== Stated exercise ==
All of the data should be output character for character, except the pictures.

== Available records ==

# # # # # # #

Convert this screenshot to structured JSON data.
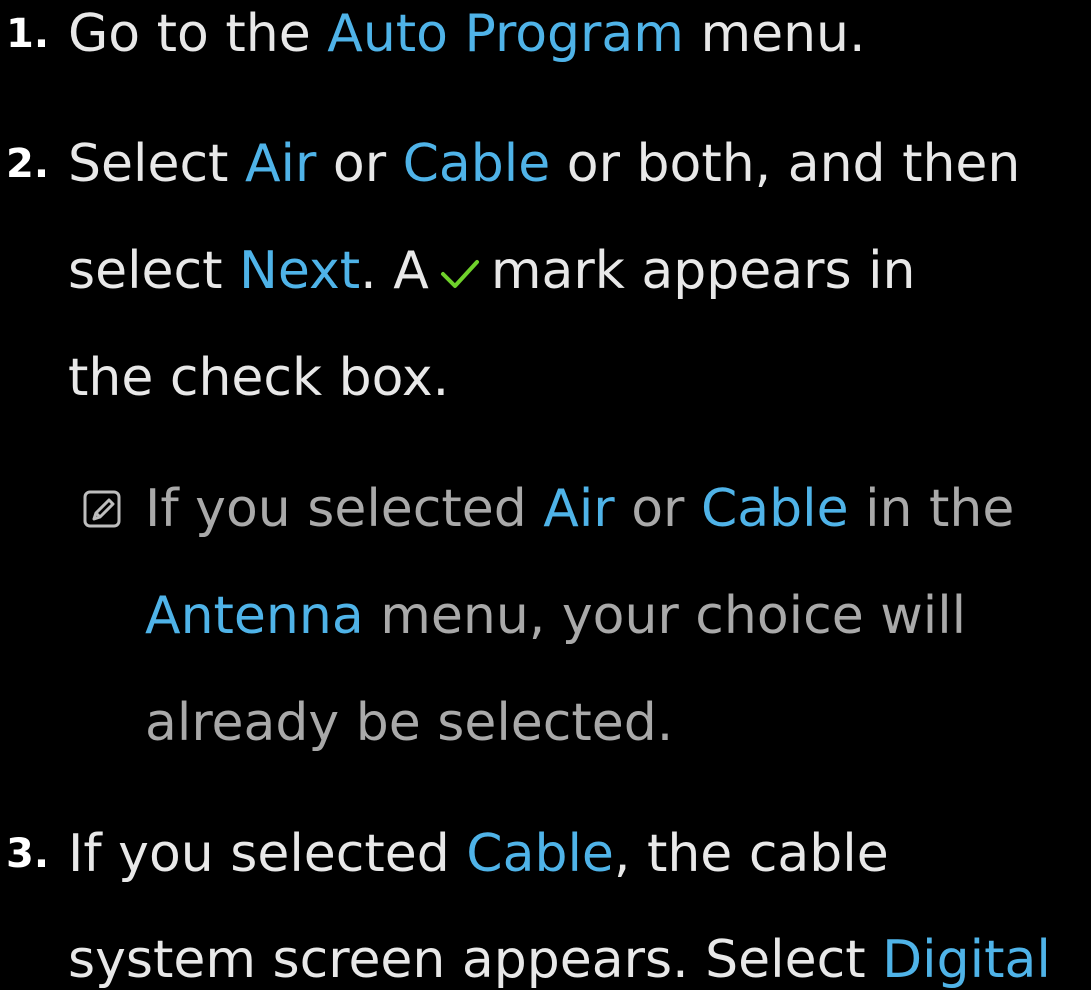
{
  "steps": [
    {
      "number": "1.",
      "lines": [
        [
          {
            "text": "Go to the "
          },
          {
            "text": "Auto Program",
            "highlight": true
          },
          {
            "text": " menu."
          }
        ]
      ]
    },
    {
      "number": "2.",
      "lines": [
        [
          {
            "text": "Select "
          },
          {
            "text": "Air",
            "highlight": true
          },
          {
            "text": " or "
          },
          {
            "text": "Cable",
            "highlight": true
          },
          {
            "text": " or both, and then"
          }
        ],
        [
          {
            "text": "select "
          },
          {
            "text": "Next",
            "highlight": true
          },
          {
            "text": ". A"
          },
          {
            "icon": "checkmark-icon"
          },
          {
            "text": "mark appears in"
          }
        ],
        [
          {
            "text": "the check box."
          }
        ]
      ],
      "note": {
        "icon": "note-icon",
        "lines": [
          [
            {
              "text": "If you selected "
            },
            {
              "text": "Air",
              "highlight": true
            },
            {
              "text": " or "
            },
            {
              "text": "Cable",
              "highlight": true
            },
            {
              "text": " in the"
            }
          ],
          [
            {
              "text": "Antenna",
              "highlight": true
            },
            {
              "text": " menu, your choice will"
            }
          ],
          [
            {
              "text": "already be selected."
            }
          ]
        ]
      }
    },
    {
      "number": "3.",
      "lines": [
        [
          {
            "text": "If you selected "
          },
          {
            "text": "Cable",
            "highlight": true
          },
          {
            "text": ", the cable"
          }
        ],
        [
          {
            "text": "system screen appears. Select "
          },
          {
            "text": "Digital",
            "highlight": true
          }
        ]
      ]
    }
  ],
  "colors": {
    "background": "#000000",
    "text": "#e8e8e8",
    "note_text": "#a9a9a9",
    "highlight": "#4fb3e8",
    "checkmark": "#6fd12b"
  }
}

# # # # # # #

== Result of the task ==
Convert this screenshot to structured JSON data.
{
  "steps": [
    {
      "number": "1.",
      "lines": [
        [
          {
            "text": "Go to the "
          },
          {
            "text": "Auto Program",
            "highlight": true
          },
          {
            "text": " menu."
          }
        ]
      ]
    },
    {
      "number": "2.",
      "lines": [
        [
          {
            "text": "Select "
          },
          {
            "text": "Air",
            "highlight": true
          },
          {
            "text": " or "
          },
          {
            "text": "Cable",
            "highlight": true
          },
          {
            "text": " or both, and then"
          }
        ],
        [
          {
            "text": "select "
          },
          {
            "text": "Next",
            "highlight": true
          },
          {
            "text": ". A"
          },
          {
            "icon": "checkmark-icon"
          },
          {
            "text": "mark appears in"
          }
        ],
        [
          {
            "text": "the check box."
          }
        ]
      ],
      "note": {
        "icon": "note-icon",
        "lines": [
          [
            {
              "text": "If you selected "
            },
            {
              "text": "Air",
              "highlight": true
            },
            {
              "text": " or "
            },
            {
              "text": "Cable",
              "highlight": true
            },
            {
              "text": " in the"
            }
          ],
          [
            {
              "text": "Antenna",
              "highlight": true
            },
            {
              "text": " menu, your choice will"
            }
          ],
          [
            {
              "text": "already be selected."
            }
          ]
        ]
      }
    },
    {
      "number": "3.",
      "lines": [
        [
          {
            "text": "If you selected "
          },
          {
            "text": "Cable",
            "highlight": true
          },
          {
            "text": ", the cable"
          }
        ],
        [
          {
            "text": "system screen appears. Select "
          },
          {
            "text": "Digital",
            "highlight": true
          }
        ]
      ]
    }
  ],
  "colors": {
    "background": "#000000",
    "text": "#e8e8e8",
    "note_text": "#a9a9a9",
    "highlight": "#4fb3e8",
    "checkmark": "#6fd12b"
  }
}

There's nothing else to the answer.